(TEXT PASSAGE)
┄┄┄┄┄┄┄┄┄┄┄┄┄┄┄┄┄┄┄┄

Tracking Weight and What You Eat with Twitter

I’m sure this will come as no surprise to all of you, but personal data collection fascinates me. I love playing with data and when it’s about me, all the better. Daytum and mycrocosm are two applications that let you do this; although each have somewhat different goals. Daytum is sort of like a financial report for your life (ala Feltron) while mycrocosm is more of an experiment in communication and social media. They do both, however, have an underlying goal, whether implicit or explicit, of understanding yourself better. Do Daytum and mycrocosm help you understand yourself better? At some level, yes, but both have room for improvement. Here is my attempt #1 to improve on these existing systems.

Sacrificing Specificity for Flexibility

Daytum and mycrocosm let you start your own personal tracking for whatever data fit into a pie chart, bar graph, line chart, or a list i.e. Google Charting API. This is fine, and can very well be useful, but after a little while (like after a week), I got bored, and haven’t done much with the two apps since. But why?

I think it was because mycrocosm’s charts are so basic that I wasn’t getting anything out of it. I was just collecting data for the sake of collecting it. On the other hand, Daytum does at least allow a little bit (albeit, a very little bit) of interaction and is better designed on the frontend. There’s no way to enter data via SMS with Daytum though (mycrocosm does), so my data entry was pretty sparse…and so began my own experiment.

Borrowing Lessons from Self-Experiments

Not quite satisfied with what I had available, I created my own self-surveillance bot to try to figure out what my ideal mycrocosm or Daytum might look like. I happened to just finish reading Seth Roberts and Allen Neuringer‘s paper on self-experimentation in which they identified 6 lessons learned from their own self-experiments:

  1. Measure something you care about
  2. Make data collection and analysis as easy as possible
  3. Taking more than one measure is usually worth the trouble
  4. Make graphs
  5. Communicate your ideas
  6. A flawed experiment is better than none

These lessons seemed like a good place to start, so I loosely used them as a base for my own self-surveillance.

┄┄┄┄┄┄┄┄┄┄┄┄┄┄┄┄┄┄┄┄

(WHAT IS NEEDED)
According to the text passage on tracking weight with Twitter, what lacking feature of Daytum led to sparse data entry?

[Item position entries]
┄┄┄┄┄┄┄┄┄┄┄┄┄┄┄┄┄┄┄┄

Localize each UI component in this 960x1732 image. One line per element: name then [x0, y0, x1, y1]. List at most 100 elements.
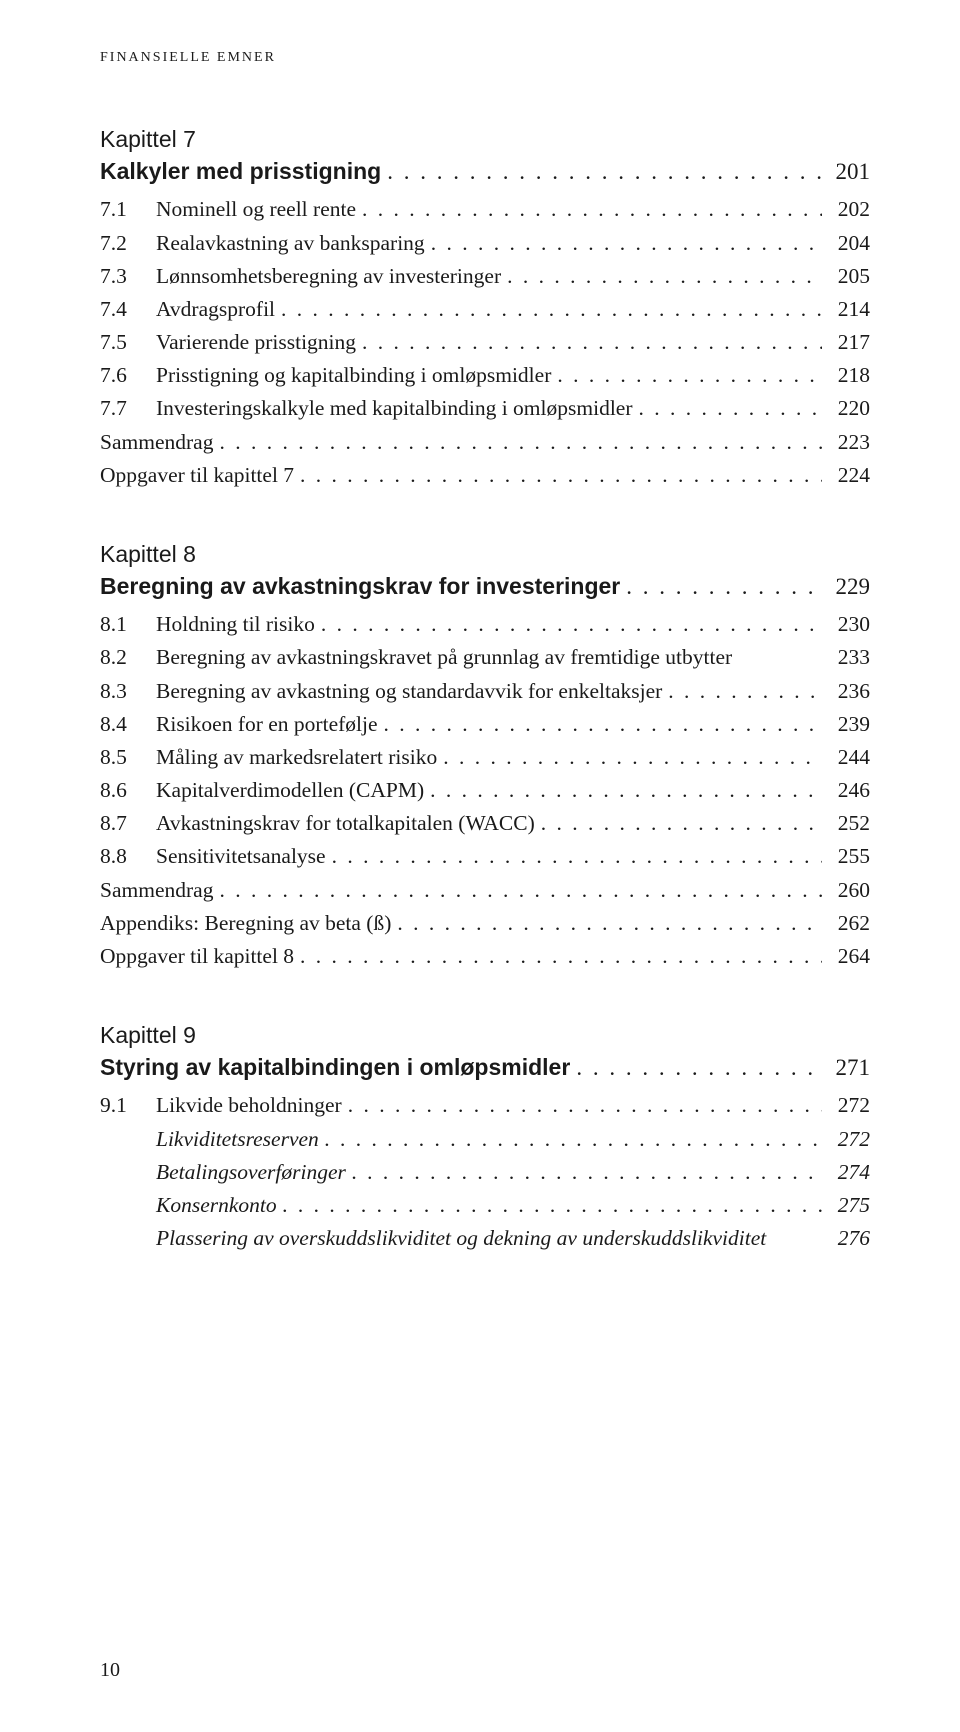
page-ref: 224	[822, 460, 870, 491]
toc-entry: 7.5Varierende prisstigning. . . . . . . …	[100, 327, 870, 358]
section-number: 7.4	[100, 294, 156, 325]
page-ref: 214	[822, 294, 870, 325]
entry-text: Oppgaver til kapittel 8	[100, 941, 294, 972]
leader-dots: . . . . . . . . . . . . . . . . . . . . …	[346, 1157, 822, 1188]
toc-entry: 8.6Kapitalverdimodellen (CAPM). . . . . …	[100, 775, 870, 806]
section-number: 9.1	[100, 1090, 156, 1121]
page-ref: 230	[822, 609, 870, 640]
page-ref: 229	[822, 570, 870, 603]
page-ref: 275	[822, 1190, 870, 1221]
leader-dots: . . . . . . . . . . . . . . . . . . . . …	[391, 908, 822, 939]
section-number: 8.1	[100, 609, 156, 640]
leader-dots: . . . . . . . . . . . . . . . . . . . . …	[535, 808, 822, 839]
leader-dots: . . . . . . . . . . . . . . . . . . . . …	[356, 327, 822, 358]
page-ref: 246	[822, 775, 870, 806]
entry-text: Prisstigning og kapitalbinding i omløpsm…	[156, 360, 551, 391]
toc-entry: 7.6Prisstigning og kapitalbinding i omlø…	[100, 360, 870, 391]
page-ref: 202	[822, 194, 870, 225]
leader-dots: . . . . . . . . . . . . . . . . . . . . …	[342, 1090, 822, 1121]
entry-text: Avkastningskrav for totalkapitalen (WACC…	[156, 808, 535, 839]
chapter-title: Kalkyler med prisstigning	[100, 155, 381, 188]
page-number: 10	[100, 1659, 120, 1682]
page-ref: 220	[822, 393, 870, 424]
chapter-title-line: Beregning av avkastningskrav for investe…	[100, 570, 870, 603]
section-number: 7.2	[100, 228, 156, 259]
entry-text: Sammendrag	[100, 427, 213, 458]
toc-entry: Oppgaver til kapittel 7. . . . . . . . .…	[100, 460, 870, 491]
entry-text: Beregning av avkastning og standardavvik…	[156, 676, 662, 707]
chapter-title-line: Kalkyler med prisstigning. . . . . . . .…	[100, 155, 870, 188]
page-ref: 274	[822, 1157, 870, 1188]
page-ref: 252	[822, 808, 870, 839]
leader-dots: . . . . . . . . . . . . . . . . . . . . …	[213, 875, 822, 906]
entry-text: Risikoen for en portefølje	[156, 709, 378, 740]
leader-dots: . . . . . . . . . . . . . . . . . . . . …	[356, 194, 822, 225]
running-header: FINANSIELLE EMNER	[100, 50, 870, 66]
entry-text: Likvide beholdninger	[156, 1090, 342, 1121]
leader-dots: . . . . . . . . . . . . . . . . . . . . …	[381, 155, 822, 188]
leader-dots: . . . . . . . . . . . . . . . . . . . . …	[213, 427, 822, 458]
toc-entry: 8.5Måling av markedsrelatert risiko. . .…	[100, 742, 870, 773]
toc-entry: Konsernkonto. . . . . . . . . . . . . . …	[100, 1190, 870, 1221]
section-number: 8.4	[100, 709, 156, 740]
section-number: 8.8	[100, 841, 156, 872]
leader-dots: . . . . . . . . . . . . . . . . . . . . …	[294, 941, 822, 972]
page-ref: 217	[822, 327, 870, 358]
page-ref: 223	[822, 427, 870, 458]
toc-entry: 7.3Lønnsomhetsberegning av investeringer…	[100, 261, 870, 292]
chapter-label: Kapittel 7	[100, 126, 870, 153]
section-number: 7.5	[100, 327, 156, 358]
section-number: 7.7	[100, 393, 156, 424]
page-ref: 239	[822, 709, 870, 740]
chapter-block: Kapittel 7Kalkyler med prisstigning. . .…	[100, 126, 870, 491]
section-number: 8.7	[100, 808, 156, 839]
chapter-block: Kapittel 8Beregning av avkastningskrav f…	[100, 541, 870, 972]
entry-text: Avdragsprofil	[156, 294, 275, 325]
page-ref: 233	[822, 642, 870, 673]
leader-dots: . . . . . . . . . . . . . . . . . . . . …	[424, 775, 822, 806]
toc-entry: Sammendrag. . . . . . . . . . . . . . . …	[100, 427, 870, 458]
page-ref: 272	[822, 1124, 870, 1155]
toc-entry: Likviditetsreserven. . . . . . . . . . .…	[100, 1124, 870, 1155]
leader-dots: . . . . . . . . . . . . . . . . . . . . …	[275, 294, 822, 325]
toc-entry: 7.1Nominell og reell rente. . . . . . . …	[100, 194, 870, 225]
entry-text: Beregning av avkastningskravet på grunnl…	[156, 642, 732, 673]
leader-dots: . . . . . . . . . . . . . . . . . . . . …	[551, 360, 822, 391]
entry-text: Plassering av overskuddslikviditet og de…	[156, 1223, 766, 1254]
leader-dots: . . . . . . . . . . . . . . . . . . . . …	[294, 460, 822, 491]
entry-text: Lønnsomhetsberegning av investeringer	[156, 261, 501, 292]
leader-dots: . . . . . . . . . . . . . . . . . . . . …	[437, 742, 822, 773]
page-ref: 272	[822, 1090, 870, 1121]
toc-entry: Plassering av overskuddslikviditet og de…	[100, 1223, 870, 1254]
leader-dots: . . . . . . . . . . . . . . . . . . . . …	[633, 393, 823, 424]
leader-dots: . . . . . . . . . . . . . . . . . . . . …	[277, 1190, 822, 1221]
page-ref: 244	[822, 742, 870, 773]
toc-entry: 7.4Avdragsprofil. . . . . . . . . . . . …	[100, 294, 870, 325]
toc-entry: 8.2Beregning av avkastningskravet på gru…	[100, 642, 870, 673]
toc-entry: 8.4Risikoen for en portefølje. . . . . .…	[100, 709, 870, 740]
chapter-label: Kapittel 9	[100, 1022, 870, 1049]
entry-text: Konsernkonto	[156, 1190, 277, 1221]
entry-text: Varierende prisstigning	[156, 327, 356, 358]
leader-dots: . . . . . . . . . . . . . . . . . . . . …	[378, 709, 822, 740]
entry-text: Investeringskalkyle med kapitalbinding i…	[156, 393, 633, 424]
section-number: 7.1	[100, 194, 156, 225]
leader-dots: . . . . . . . . . . . . . . . . . . . . …	[570, 1051, 822, 1084]
leader-dots: . . . . . . . . . . . . . . . . . . . . …	[620, 570, 822, 603]
toc-entry: 8.7Avkastningskrav for totalkapitalen (W…	[100, 808, 870, 839]
section-number: 8.6	[100, 775, 156, 806]
section-number: 7.6	[100, 360, 156, 391]
chapter-title: Styring av kapitalbindingen i omløpsmidl…	[100, 1051, 570, 1084]
page-ref: 236	[822, 676, 870, 707]
page-ref: 271	[822, 1051, 870, 1084]
toc-entry: Appendiks: Beregning av beta (ß). . . . …	[100, 908, 870, 939]
leader-dots: . . . . . . . . . . . . . . . . . . . . …	[662, 676, 822, 707]
leader-dots: . . . . . . . . . . . . . . . . . . . . …	[319, 1124, 822, 1155]
entry-text: Appendiks: Beregning av beta (ß)	[100, 908, 391, 939]
page-ref: 262	[822, 908, 870, 939]
page-ref: 276	[822, 1223, 870, 1254]
section-number: 8.5	[100, 742, 156, 773]
page-ref: 260	[822, 875, 870, 906]
toc-entry: 7.2Realavkastning av banksparing. . . . …	[100, 228, 870, 259]
page-ref: 205	[822, 261, 870, 292]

┄┄┄┄┄┄┄┄┄┄┄┄┄┄┄┄┄┄┄┄

(REPLY TO THE TASK)
Daytum offers no way to enter data via SMS.